Directive → Reproduce the data that follows in its entirety, character for character.

──────────────────────────────

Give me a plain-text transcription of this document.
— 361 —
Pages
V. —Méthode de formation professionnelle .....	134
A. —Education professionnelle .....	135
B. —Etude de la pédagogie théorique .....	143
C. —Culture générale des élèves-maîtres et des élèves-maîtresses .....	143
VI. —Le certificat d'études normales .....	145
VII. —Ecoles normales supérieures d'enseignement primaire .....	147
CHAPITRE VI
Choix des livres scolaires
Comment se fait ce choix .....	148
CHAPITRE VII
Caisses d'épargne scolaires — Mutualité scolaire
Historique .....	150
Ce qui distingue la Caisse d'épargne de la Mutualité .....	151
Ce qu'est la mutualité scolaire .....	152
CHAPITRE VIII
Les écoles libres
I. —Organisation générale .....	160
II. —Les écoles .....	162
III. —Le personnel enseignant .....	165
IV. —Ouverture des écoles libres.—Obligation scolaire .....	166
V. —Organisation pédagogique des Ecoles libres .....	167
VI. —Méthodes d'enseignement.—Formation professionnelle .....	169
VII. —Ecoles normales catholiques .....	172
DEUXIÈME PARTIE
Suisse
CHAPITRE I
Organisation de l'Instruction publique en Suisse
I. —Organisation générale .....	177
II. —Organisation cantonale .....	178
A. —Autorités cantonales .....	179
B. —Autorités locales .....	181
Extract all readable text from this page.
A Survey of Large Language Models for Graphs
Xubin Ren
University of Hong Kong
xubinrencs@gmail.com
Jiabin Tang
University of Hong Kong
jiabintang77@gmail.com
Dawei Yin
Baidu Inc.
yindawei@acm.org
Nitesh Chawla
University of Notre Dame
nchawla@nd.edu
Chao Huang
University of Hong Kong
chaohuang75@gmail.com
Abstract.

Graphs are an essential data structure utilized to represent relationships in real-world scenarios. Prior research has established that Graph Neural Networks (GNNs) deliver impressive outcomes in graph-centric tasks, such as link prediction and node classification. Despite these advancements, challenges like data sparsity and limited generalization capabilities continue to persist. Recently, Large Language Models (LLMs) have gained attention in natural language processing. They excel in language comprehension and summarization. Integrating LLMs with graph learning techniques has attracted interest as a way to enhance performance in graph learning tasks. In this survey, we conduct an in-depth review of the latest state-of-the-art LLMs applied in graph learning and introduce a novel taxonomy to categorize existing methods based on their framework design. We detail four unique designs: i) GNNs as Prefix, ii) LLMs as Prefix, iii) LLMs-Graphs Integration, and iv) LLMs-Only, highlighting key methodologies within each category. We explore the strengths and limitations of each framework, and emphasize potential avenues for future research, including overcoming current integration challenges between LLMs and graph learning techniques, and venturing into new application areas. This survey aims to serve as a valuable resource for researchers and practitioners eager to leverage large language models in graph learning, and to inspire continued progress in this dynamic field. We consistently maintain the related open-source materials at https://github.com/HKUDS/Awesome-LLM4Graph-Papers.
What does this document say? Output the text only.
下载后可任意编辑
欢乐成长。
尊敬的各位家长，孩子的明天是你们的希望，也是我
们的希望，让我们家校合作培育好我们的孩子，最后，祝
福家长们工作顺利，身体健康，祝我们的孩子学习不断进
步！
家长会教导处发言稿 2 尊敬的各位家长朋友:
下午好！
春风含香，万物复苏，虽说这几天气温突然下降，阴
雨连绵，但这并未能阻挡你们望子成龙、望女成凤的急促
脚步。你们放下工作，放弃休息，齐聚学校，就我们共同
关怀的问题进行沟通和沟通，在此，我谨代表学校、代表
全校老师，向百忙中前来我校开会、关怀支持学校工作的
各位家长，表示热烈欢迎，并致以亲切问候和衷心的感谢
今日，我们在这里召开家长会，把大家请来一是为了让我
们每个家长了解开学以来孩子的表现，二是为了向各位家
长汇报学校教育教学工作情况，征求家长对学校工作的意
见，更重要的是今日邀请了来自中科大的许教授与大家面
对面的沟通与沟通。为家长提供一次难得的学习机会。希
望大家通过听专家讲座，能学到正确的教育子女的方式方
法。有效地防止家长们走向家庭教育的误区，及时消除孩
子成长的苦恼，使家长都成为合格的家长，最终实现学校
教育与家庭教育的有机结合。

──────────────────────────────

Exercise output →
Give me a plain-text transcription of this document.
— 361 —
Pages
V. —Méthode de formation professionnelle .....	134
A. —Education professionnelle .....	135
B. —Etude de la pédagogie théorique .....	143
C. —Culture générale des élèves-maîtres et des élèves-maîtresses .....	143
VI. —Le certificat d'études normales .....	145
VII. —Ecoles normales supérieures d'enseignement primaire .....	147
CHAPITRE VI
Choix des livres scolaires
Comment se fait ce choix .....	148
CHAPITRE VII
Caisses d'épargne scolaires — Mutualité scolaire
Historique .....	150
Ce qui distingue la Caisse d'épargne de la Mutualité .....	151
Ce qu'est la mutualité scolaire .....	152
CHAPITRE VIII
Les écoles libres
I. —Organisation générale .....	160
II. —Les écoles .....	162
III. —Le personnel enseignant .....	165
IV. —Ouverture des écoles libres.—Obligation scolaire .....	166
V. —Organisation pédagogique des Ecoles libres .....	167
VI. —Méthodes d'enseignement.—Formation professionnelle .....	169
VII. —Ecoles normales catholiques .....	172
DEUXIÈME PARTIE
Suisse
CHAPITRE I
Organisation de l'Instruction publique en Suisse
I. —Organisation générale .....	177
II. —Organisation cantonale .....	178
A. —Autorités cantonales .....	179
B. —Autorités locales .....	181
Extract all readable text from this page.
A Survey of Large Language Models for Graphs
Xubin Ren
University of Hong Kong
xubinrencs@gmail.com
Jiabin Tang
University of Hong Kong
jiabintang77@gmail.com
Dawei Yin
Baidu Inc.
yindawei@acm.org
Nitesh Chawla
University of Notre Dame
nchawla@nd.edu
Chao Huang
University of Hong Kong
chaohuang75@gmail.com
Abstract.

Graphs are an essential data structure utilized to represent relationships in real-world scenarios. Prior research has established that Graph Neural Networks (GNNs) deliver impressive outcomes in graph-centric tasks, such as link prediction and node classification. Despite these advancements, challenges like data sparsity and limited generalization capabilities continue to persist. Recently, Large Language Models (LLMs) have gained attention in natural language processing. They excel in language comprehension and summarization. Integrating LLMs with graph learning techniques has attracted interest as a way to enhance performance in graph learning tasks. In this survey, we conduct an in-depth review of the latest state-of-the-art LLMs applied in graph learning and introduce a novel taxonomy to categorize existing methods based on their framework design. We detail four unique designs: i) GNNs as Prefix, ii) LLMs as Prefix, iii) LLMs-Graphs Integration, and iv) LLMs-Only, highlighting key methodologies within each category. We explore the strengths and limitations of each framework, and emphasize potential avenues for future research, including overcoming current integration challenges between LLMs and graph learning techniques, and venturing into new application areas. This survey aims to serve as a valuable resource for researchers and practitioners eager to leverage large language models in graph learning, and to inspire continued progress in this dynamic field. We consistently maintain the related open-source materials at https://github.com/HKUDS/Awesome-LLM4Graph-Papers.
What does this document say? Output the text only.
下载后可任意编辑
欢乐成长。
尊敬的各位家长，孩子的明天是你们的希望，也是我
们的希望，让我们家校合作培育好我们的孩子，最后，祝
福家长们工作顺利，身体健康，祝我们的孩子学习不断进
步！
家长会教导处发言稿 2 尊敬的各位家长朋友:
下午好！
春风含香，万物复苏，虽说这几天气温突然下降，阴
雨连绵，但这并未能阻挡你们望子成龙、望女成凤的急促
脚步。你们放下工作，放弃休息，齐聚学校，就我们共同
关怀的问题进行沟通和沟通，在此，我谨代表学校、代表
全校老师，向百忙中前来我校开会、关怀支持学校工作的
各位家长，表示热烈欢迎，并致以亲切问候和衷心的感谢
今日，我们在这里召开家长会，把大家请来一是为了让我
们每个家长了解开学以来孩子的表现，二是为了向各位家
长汇报学校教育教学工作情况，征求家长对学校工作的意
见，更重要的是今日邀请了来自中科大的许教授与大家面
对面的沟通与沟通。为家长提供一次难得的学习机会。希
望大家通过听专家讲座，能学到正确的教育子女的方式方
法。有效地防止家长们走向家庭教育的误区，及时消除孩
子成长的苦恼，使家长都成为合格的家长，最终实现学校
教育与家庭教育的有机结合。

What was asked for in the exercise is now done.